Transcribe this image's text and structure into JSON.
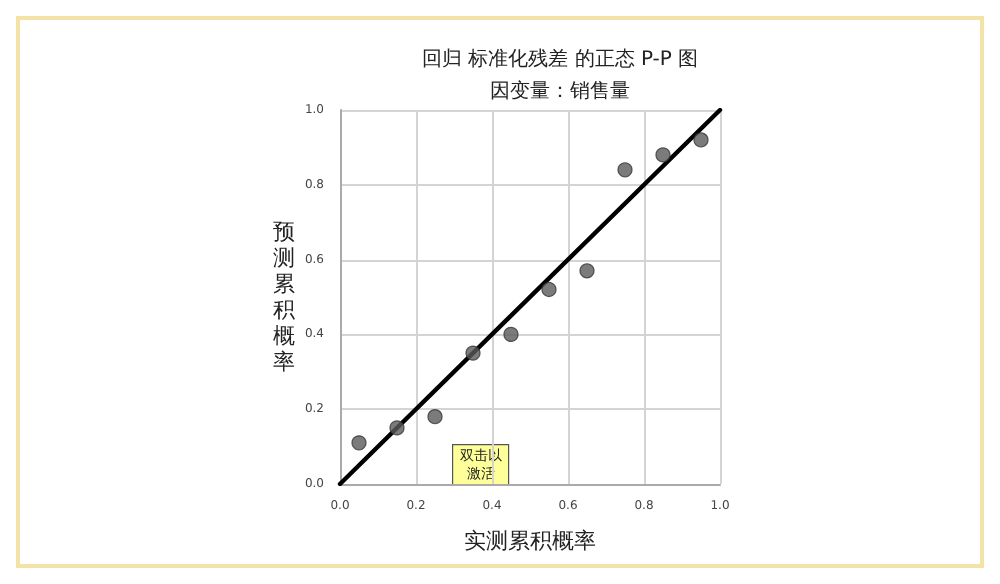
{
  "chart_data": {
    "type": "scatter",
    "title": "回归 标准化残差 的正态 P-P 图",
    "subtitle": "因变量：销售量",
    "xlabel": "实测累积概率",
    "ylabel": "预测累积概率",
    "annotations": [
      "双击以激活"
    ],
    "xlim": [
      0,
      1
    ],
    "ylim": [
      0,
      1
    ],
    "xticks": [
      {
        "value": 0,
        "label": "0.0"
      },
      0.2,
      0.4,
      0.6,
      0.8,
      {
        "value": 1,
        "label": "1.0"
      }
    ],
    "yticks": [
      {
        "value": 0,
        "label": "0.0"
      },
      0.2,
      0.4,
      0.6,
      0.8,
      {
        "value": 1,
        "label": "1.0"
      }
    ],
    "grid": true,
    "marker": "circle",
    "series": [
      {
        "color": "#5a5a5a",
        "x": [
          0.05,
          0.15,
          0.25,
          0.35,
          0.45,
          0.55,
          0.65,
          0.75,
          0.85,
          0.95
        ],
        "values": [
          0.11,
          0.15,
          0.18,
          0.35,
          0.4,
          0.52,
          0.57,
          0.84,
          0.88,
          0.92
        ]
      },
      {
        "type": "line",
        "color": "#000000",
        "line_style": "solid",
        "marker": "none",
        "x": [
          0,
          1
        ],
        "values": [
          0,
          1
        ]
      }
    ]
  }
}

-.-.-

§ **Set task**: Output the records above exactly as they are, leaving out the pictures.

§ **Complete answer**:
Transcribe this image's text and structure into JSON.
{
  "chart_data": {
    "type": "scatter",
    "title": "回归 标准化残差 的正态 P-P 图",
    "subtitle": "因变量：销售量",
    "xlabel": "实测累积概率",
    "ylabel": "预测累积概率",
    "annotations": [
      "双击以激活"
    ],
    "xlim": [
      0,
      1
    ],
    "ylim": [
      0,
      1
    ],
    "xticks": [
      {
        "value": 0,
        "label": "0.0"
      },
      0.2,
      0.4,
      0.6,
      0.8,
      {
        "value": 1,
        "label": "1.0"
      }
    ],
    "yticks": [
      {
        "value": 0,
        "label": "0.0"
      },
      0.2,
      0.4,
      0.6,
      0.8,
      {
        "value": 1,
        "label": "1.0"
      }
    ],
    "grid": true,
    "marker": "circle",
    "series": [
      {
        "color": "#5a5a5a",
        "x": [
          0.05,
          0.15,
          0.25,
          0.35,
          0.45,
          0.55,
          0.65,
          0.75,
          0.85,
          0.95
        ],
        "values": [
          0.11,
          0.15,
          0.18,
          0.35,
          0.4,
          0.52,
          0.57,
          0.84,
          0.88,
          0.92
        ]
      },
      {
        "type": "line",
        "color": "#000000",
        "line_style": "solid",
        "marker": "none",
        "x": [
          0,
          1
        ],
        "values": [
          0,
          1
        ]
      }
    ]
  }
}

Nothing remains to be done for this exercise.